Goal of the exercise>
Put each of the lines below into a Markdown table with the columns "No." and "Text", numbering the rows in order and skipping blank lines. Leave the pictures out of the table.
--
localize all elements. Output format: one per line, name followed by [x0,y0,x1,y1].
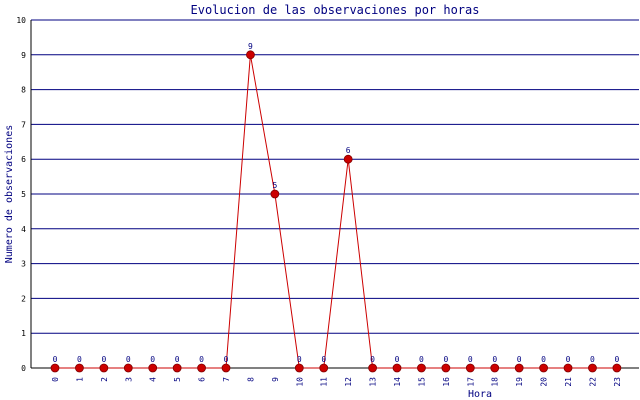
x-tick-label: 6 [198,377,207,382]
y-tick-label: 3 [21,260,26,269]
y-tick-label: 5 [21,190,26,199]
data-label: 0 [126,355,131,364]
data-point [563,363,573,373]
data-label: 6 [346,146,351,155]
x-tick-label: 21 [564,377,573,387]
data-point [612,363,622,373]
chart-title: Evolucion de las observaciones por horas [191,3,480,17]
x-tick-label: 4 [149,377,158,382]
y-tick-label: 6 [21,155,26,164]
series-polyline [55,54,617,369]
y-tick-label: 7 [21,120,26,129]
y-tick-label: 2 [21,294,26,303]
data-point [221,363,231,373]
x-tick-label: 8 [246,377,255,382]
data-label: 0 [321,355,326,364]
x-tick-label: 17 [466,377,475,387]
data-label: 0 [175,355,180,364]
data-label: 0 [566,355,571,364]
data-point [50,363,60,373]
x-tick-label: 10 [295,377,304,387]
data-point [588,363,597,373]
data-point [392,363,402,373]
data-label: 0 [517,355,522,364]
data-label: 0 [53,355,58,364]
y-tick-label: 0 [21,364,26,373]
x-tick-label: 16 [442,377,451,387]
y-tick-label: 10 [16,16,26,25]
x-tick-label: 18 [491,377,500,387]
data-label: 0 [297,355,302,364]
y-tick-label: 1 [21,329,26,338]
data-point [368,363,377,373]
x-tick-label: 11 [320,377,329,387]
x-tick-label: 20 [540,377,549,387]
data-point [270,189,280,199]
x-tick-label: 15 [417,377,426,387]
data-label: 0 [468,355,473,364]
data-label: 0 [370,355,375,364]
data-point [441,363,451,373]
data-point [417,363,426,373]
x-tick-label: 3 [124,377,133,382]
x-tick-label: 12 [344,377,353,387]
x-tick-label: 7 [222,377,231,382]
x-tick-label: 5 [173,377,182,382]
y-tick-labels: 0 1 2 3 4 5 6 7 8 9 10 [16,16,26,373]
data-point [123,363,133,373]
x-axis-label: Hora [468,389,492,400]
x-tick-labels: 0 1 2 3 4 5 6 7 8 9 10 11 12 13 14 15 16 17 18 19 20 21 22 23 [51,377,622,387]
data-label: 0 [150,355,155,364]
data-point [465,363,475,373]
data-label: 0 [443,355,448,364]
data-label: 0 [101,355,106,364]
data-label: 0 [419,355,424,364]
data-point [319,363,329,373]
data-label: 0 [541,355,546,364]
x-tick-label: 13 [369,377,378,387]
x-tick-label: 14 [393,377,402,387]
data-point [514,363,524,373]
data-label: 0 [224,355,229,364]
data-label: 0 [395,355,400,364]
data-label: 9 [248,42,253,51]
x-tick-label: 22 [588,377,597,387]
x-tick-label: 23 [613,377,622,387]
y-tick-label: 9 [21,51,26,60]
data-label: 5 [272,181,277,190]
data-label: 0 [614,355,619,364]
data-point [539,363,548,373]
x-tick-label: 9 [271,377,280,382]
x-tick-label: 1 [75,377,84,382]
data-label: 0 [492,355,497,364]
x-tick-label: 2 [100,377,109,382]
data-point [490,363,500,373]
y-tick-label: 8 [21,86,26,95]
series-line [55,54,617,369]
data-point [197,363,206,373]
data-point [343,154,353,164]
data-point [75,363,84,373]
y-tick-label: 4 [21,225,26,234]
data-labels: 0 0 0 0 0 0 0 0 9 5 0 0 6 0 0 0 0 0 0 0 0 0 0 0 [53,42,620,364]
series-markers [50,50,622,373]
data-point [172,363,182,373]
data-label: 0 [590,355,595,364]
y-axis-label: Numero de observaciones [4,125,15,263]
x-tick-label: 19 [515,377,524,387]
data-label: 0 [199,355,204,364]
x-tick-label: 0 [51,377,60,382]
data-label: 0 [77,355,82,364]
data-point [294,363,304,373]
data-point [99,363,109,373]
data-point [246,50,255,60]
data-point [148,363,158,373]
grid-lines [31,19,639,369]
--
Output of the task>
| No. | Text |
|---|---|
| 1 | localize all elements. Output format: one per line, name followed by [x0,y0,x1,y1]. |
| 2 | x-tick-label: 6 [198,377,207,382] |
| 3 | y-tick-label: 3 [21,260,26,269] |
| 4 | y-tick-label: 5 [21,190,26,199] |
| 5 | data-label: 0 [126,355,131,364] |
| 6 | data-point [563,363,573,373] |
| 7 | data-label: 6 [346,146,351,155] |
| 8 | x-tick-label: 21 [564,377,573,387] |
| 9 | data-point [612,363,622,373] |
| 10 | chart-title: Evolucion de las observaciones por horas [191,3,480,17] |
| 11 | x-tick-label: 4 [149,377,158,382] |
| 12 | y-tick-label: 6 [21,155,26,164] |
| 13 | series-polyline [55,54,617,369] |
| 14 | y-tick-label: 7 [21,120,26,129] |
| 15 | y-tick-label: 2 [21,294,26,303] |
| 16 | data-point [221,363,231,373] |
| 17 | x-tick-label: 8 [246,377,255,382] |
| 18 | data-label: 0 [321,355,326,364] |
| 19 | x-tick-label: 17 [466,377,475,387] |
| 20 | data-label: 0 [175,355,180,364] |
| 21 | data-label: 0 [566,355,571,364] |
| 22 | data-point [50,363,60,373] |
| 23 | x-tick-label: 10 [295,377,304,387] |
| 24 | data-point [588,363,597,373] |
| 25 | data-point [392,363,402,373] |
| 26 | data-label: 0 [517,355,522,364] |
| 27 | data-label: 0 [53,355,58,364] |
| 28 | y-tick-label: 0 [21,364,26,373] |
| 29 | x-tick-label: 16 [442,377,451,387] |
| 30 | y-tick-label: 10 [16,16,26,25] |
| 31 | x-tick-label: 18 [491,377,500,387] |
| 32 | data-label: 0 [297,355,302,364] |
| 33 | y-tick-label: 1 [21,329,26,338] |
| 34 | data-point [368,363,377,373] |
| 35 | x-tick-label: 11 [320,377,329,387] |
| 36 | x-tick-label: 20 [540,377,549,387] |
| 37 | data-point [270,189,280,199] |
| 38 | x-tick-label: 15 [417,377,426,387] |
| 39 | data-label: 0 [468,355,473,364] |
| 40 | data-label: 0 [370,355,375,364] |
| 41 | data-point [441,363,451,373] |
| 42 | data-point [417,363,426,373] |
| 43 | x-tick-label: 3 [124,377,133,382] |
| 44 | x-tick-label: 12 [344,377,353,387] |
| 45 | x-tick-label: 7 [222,377,231,382] |
| 46 | x-tick-label: 5 [173,377,182,382] |
| 47 | y-tick-labels: 0 1 2 3 4 5 6 7 8 9 10 [16,16,26,373] |
| 48 | data-point [123,363,133,373] |
| 49 | x-axis-label: Hora [468,389,492,400] |
| 50 | x-tick-labels: 0 1 2 3 4 5 6 7 8 9 10 11 12 13 14 15 16 17 18 19 20 21 22 23 [51,377,622,387] |
| 51 | data-label: 0 [150,355,155,364] |
| 52 | data-point [465,363,475,373] |
| 53 | data-label: 0 [443,355,448,364] |
| 54 | data-label: 0 [101,355,106,364] |
| 55 | data-label: 0 [419,355,424,364] |
| 56 | data-point [319,363,329,373] |
| 57 | data-label: 0 [541,355,546,364] |
| 58 | x-tick-label: 13 [369,377,378,387] |
| 59 | x-tick-label: 14 [393,377,402,387] |
| 60 | data-point [514,363,524,373] |
| 61 | data-label: 0 [224,355,229,364] |
| 62 | data-label: 0 [395,355,400,364] |
| 63 | data-label: 9 [248,42,253,51] |
| 64 | x-tick-label: 22 [588,377,597,387] |
| 65 | x-tick-label: 23 [613,377,622,387] |
| 66 | y-tick-label: 9 [21,51,26,60] |
| 67 | data-label: 5 [272,181,277,190] |
| 68 | data-label: 0 [614,355,619,364] |
| 69 | data-point [539,363,548,373] |
| 70 | x-tick-label: 9 [271,377,280,382] |
| 71 | x-tick-label: 1 [75,377,84,382] |
| 72 | data-label: 0 [492,355,497,364] |
| 73 | x-tick-label: 2 [100,377,109,382] |
| 74 | data-point [490,363,500,373] |
| 75 | y-tick-label: 8 [21,86,26,95] |
| 76 | series-line [55,54,617,369] |
| 77 | data-point [197,363,206,373] |
| 78 | data-point [343,154,353,164] |
| 79 | data-point [75,363,84,373] |
| 80 | y-tick-label: 4 [21,225,26,234] |
| 81 | data-labels: 0 0 0 0 0 0 0 0 9 5 0 0 6 0 0 0 0 0 0 0 0 0 0 0 [53,42,620,364] |
| 82 | series-markers [50,50,622,373] |
| 83 | data-point [172,363,182,373] |
| 84 | data-label: 0 [590,355,595,364] |
| 85 | y-axis-label: Numero de observaciones [4,125,15,263] |
| 86 | x-tick-label: 19 [515,377,524,387] |
| 87 | data-label: 0 [199,355,204,364] |
| 88 | x-tick-label: 0 [51,377,60,382] |
| 89 | data-label: 0 [77,355,82,364] |
| 90 | data-point [294,363,304,373] |
| 91 | data-point [99,363,109,373] |
| 92 | data-point [246,50,255,60] |
| 93 | data-point [148,363,158,373] |
| 94 | grid-lines [31,19,639,369] |